Stored data:
========

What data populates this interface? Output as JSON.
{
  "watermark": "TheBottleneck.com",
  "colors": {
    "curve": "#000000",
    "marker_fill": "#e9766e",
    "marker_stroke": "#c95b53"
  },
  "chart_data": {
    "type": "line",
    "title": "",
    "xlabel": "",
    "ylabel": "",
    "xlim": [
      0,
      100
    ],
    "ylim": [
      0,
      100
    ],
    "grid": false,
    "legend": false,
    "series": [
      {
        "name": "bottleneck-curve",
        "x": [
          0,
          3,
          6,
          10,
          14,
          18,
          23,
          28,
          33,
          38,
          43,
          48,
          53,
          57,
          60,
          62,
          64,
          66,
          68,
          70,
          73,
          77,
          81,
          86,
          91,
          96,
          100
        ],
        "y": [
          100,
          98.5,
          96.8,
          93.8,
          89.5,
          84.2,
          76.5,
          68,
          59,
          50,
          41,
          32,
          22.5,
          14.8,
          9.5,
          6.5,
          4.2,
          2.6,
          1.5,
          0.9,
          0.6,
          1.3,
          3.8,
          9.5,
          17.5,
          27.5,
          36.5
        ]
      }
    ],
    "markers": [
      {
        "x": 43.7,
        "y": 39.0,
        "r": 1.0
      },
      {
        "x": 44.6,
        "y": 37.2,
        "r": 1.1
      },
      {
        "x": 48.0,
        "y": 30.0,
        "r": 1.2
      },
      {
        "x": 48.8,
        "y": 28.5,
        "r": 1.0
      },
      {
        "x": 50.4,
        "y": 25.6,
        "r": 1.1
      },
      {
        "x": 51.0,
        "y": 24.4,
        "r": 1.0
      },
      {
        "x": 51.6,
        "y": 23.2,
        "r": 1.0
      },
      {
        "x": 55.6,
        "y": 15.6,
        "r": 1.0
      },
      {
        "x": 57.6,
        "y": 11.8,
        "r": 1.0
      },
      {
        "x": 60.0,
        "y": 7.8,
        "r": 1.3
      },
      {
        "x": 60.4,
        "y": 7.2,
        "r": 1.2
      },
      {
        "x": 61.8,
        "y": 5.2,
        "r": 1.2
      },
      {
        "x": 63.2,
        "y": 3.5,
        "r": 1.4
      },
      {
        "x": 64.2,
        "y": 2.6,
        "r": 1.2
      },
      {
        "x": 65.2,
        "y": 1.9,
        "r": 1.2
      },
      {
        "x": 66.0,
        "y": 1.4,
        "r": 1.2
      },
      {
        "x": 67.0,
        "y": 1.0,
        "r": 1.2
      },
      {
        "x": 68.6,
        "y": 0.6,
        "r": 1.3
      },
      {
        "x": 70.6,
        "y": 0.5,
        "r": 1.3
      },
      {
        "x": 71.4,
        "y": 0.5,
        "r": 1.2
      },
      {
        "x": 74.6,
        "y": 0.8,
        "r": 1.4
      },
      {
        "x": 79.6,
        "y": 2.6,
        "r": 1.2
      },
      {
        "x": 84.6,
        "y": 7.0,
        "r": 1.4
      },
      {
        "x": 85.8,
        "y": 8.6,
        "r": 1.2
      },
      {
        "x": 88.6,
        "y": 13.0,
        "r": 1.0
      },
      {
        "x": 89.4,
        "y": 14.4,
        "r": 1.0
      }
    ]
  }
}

========

Report each line in the preceding entries that holds the string "curve".

• [EXERCISE ANSWER]:
    "curve": "#000000",
        "name": "bottleneck-curve",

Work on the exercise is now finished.